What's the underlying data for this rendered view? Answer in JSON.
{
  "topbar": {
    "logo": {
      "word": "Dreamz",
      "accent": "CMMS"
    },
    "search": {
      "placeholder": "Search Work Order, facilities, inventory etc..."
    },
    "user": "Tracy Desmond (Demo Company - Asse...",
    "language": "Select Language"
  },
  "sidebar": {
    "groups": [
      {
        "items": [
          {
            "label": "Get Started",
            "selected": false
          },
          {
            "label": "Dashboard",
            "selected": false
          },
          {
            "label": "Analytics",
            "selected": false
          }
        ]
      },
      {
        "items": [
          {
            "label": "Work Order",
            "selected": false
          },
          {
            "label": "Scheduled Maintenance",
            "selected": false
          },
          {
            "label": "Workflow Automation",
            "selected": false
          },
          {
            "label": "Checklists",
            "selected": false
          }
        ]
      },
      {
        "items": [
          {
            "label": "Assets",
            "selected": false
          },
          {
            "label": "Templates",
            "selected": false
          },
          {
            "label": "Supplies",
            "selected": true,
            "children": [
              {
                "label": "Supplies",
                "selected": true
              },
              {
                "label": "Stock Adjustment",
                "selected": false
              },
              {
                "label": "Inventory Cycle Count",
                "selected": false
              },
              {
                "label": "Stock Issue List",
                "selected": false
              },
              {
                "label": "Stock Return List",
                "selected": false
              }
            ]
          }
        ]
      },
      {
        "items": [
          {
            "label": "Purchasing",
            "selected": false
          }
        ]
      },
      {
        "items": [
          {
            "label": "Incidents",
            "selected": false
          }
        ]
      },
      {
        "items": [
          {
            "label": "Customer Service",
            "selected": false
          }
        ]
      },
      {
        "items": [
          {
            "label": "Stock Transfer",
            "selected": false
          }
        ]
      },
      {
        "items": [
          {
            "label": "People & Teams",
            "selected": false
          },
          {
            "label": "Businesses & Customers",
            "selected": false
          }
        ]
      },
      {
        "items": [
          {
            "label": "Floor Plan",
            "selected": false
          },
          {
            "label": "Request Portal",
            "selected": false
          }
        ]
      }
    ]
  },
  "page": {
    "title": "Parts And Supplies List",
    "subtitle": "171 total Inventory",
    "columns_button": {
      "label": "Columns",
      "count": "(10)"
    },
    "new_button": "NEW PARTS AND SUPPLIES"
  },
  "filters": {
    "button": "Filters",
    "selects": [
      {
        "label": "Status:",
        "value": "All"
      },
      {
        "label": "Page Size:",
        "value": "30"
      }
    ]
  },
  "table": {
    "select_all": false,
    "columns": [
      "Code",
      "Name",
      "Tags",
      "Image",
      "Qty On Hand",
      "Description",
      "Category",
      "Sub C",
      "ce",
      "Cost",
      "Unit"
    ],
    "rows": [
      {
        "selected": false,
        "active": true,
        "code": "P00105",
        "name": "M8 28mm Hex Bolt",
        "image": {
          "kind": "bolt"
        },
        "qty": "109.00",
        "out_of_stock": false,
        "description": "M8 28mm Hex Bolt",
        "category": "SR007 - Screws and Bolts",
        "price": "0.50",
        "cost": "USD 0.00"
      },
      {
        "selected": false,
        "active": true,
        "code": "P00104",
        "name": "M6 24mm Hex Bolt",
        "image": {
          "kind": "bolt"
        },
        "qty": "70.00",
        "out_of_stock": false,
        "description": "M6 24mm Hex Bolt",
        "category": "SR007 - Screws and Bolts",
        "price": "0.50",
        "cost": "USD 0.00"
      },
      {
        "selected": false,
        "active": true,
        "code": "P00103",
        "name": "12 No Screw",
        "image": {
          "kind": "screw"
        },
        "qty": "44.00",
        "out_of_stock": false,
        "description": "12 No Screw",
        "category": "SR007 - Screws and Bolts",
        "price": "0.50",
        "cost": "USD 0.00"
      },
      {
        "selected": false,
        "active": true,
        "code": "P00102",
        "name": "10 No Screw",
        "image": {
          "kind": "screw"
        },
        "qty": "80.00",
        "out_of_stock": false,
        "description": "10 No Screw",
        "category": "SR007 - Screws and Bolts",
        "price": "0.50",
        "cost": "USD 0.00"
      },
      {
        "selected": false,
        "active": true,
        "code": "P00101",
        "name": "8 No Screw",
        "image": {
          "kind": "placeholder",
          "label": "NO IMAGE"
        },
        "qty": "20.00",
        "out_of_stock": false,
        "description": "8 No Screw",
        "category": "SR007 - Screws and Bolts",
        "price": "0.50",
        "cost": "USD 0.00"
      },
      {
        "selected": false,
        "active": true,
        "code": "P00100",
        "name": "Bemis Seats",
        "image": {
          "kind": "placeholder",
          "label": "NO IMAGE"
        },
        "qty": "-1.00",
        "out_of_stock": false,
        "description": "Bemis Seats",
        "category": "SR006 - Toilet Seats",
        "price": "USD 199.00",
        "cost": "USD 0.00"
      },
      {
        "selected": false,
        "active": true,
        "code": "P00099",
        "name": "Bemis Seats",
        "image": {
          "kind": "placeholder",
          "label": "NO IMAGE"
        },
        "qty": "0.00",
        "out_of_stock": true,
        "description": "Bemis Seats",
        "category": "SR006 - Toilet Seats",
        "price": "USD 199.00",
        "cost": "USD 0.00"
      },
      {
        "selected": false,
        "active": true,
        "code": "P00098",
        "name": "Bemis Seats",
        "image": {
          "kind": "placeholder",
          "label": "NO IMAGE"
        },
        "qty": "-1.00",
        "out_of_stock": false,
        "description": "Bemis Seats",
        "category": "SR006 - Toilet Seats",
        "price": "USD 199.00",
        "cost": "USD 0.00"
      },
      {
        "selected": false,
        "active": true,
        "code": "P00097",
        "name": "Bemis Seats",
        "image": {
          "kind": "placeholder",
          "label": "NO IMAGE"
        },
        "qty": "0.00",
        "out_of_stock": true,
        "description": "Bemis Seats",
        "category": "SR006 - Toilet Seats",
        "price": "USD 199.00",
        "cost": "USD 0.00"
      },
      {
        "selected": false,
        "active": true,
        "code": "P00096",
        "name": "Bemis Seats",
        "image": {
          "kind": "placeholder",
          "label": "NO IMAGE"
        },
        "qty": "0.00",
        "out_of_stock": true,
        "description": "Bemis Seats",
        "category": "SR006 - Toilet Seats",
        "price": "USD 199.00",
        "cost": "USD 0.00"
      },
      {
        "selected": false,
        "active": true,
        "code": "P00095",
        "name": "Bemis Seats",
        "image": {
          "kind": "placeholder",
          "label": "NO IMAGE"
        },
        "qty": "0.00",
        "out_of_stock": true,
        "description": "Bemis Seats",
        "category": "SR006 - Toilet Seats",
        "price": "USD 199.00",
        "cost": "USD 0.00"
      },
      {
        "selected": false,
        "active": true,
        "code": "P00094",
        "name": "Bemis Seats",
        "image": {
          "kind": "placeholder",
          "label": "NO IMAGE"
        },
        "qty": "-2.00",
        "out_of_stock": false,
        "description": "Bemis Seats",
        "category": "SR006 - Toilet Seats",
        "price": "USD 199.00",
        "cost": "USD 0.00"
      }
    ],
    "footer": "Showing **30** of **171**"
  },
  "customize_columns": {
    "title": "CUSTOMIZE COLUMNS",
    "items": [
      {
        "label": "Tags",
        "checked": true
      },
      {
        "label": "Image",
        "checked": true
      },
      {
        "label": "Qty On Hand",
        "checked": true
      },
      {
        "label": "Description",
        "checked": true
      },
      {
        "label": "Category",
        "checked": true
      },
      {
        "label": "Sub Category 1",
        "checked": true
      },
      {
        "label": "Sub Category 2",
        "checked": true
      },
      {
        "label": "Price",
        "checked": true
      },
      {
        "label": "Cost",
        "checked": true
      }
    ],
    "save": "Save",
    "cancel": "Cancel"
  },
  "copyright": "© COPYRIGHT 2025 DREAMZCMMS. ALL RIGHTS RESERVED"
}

--------------------------------------------------

▶ [WORK TO COMPLETE]: Pull every line containing "Order" from the data.

▶ [EXPECTED OUTPUT]:
      "placeholder": "Search Work Order, facilities, inventory etc..."
            "label": "Work Order",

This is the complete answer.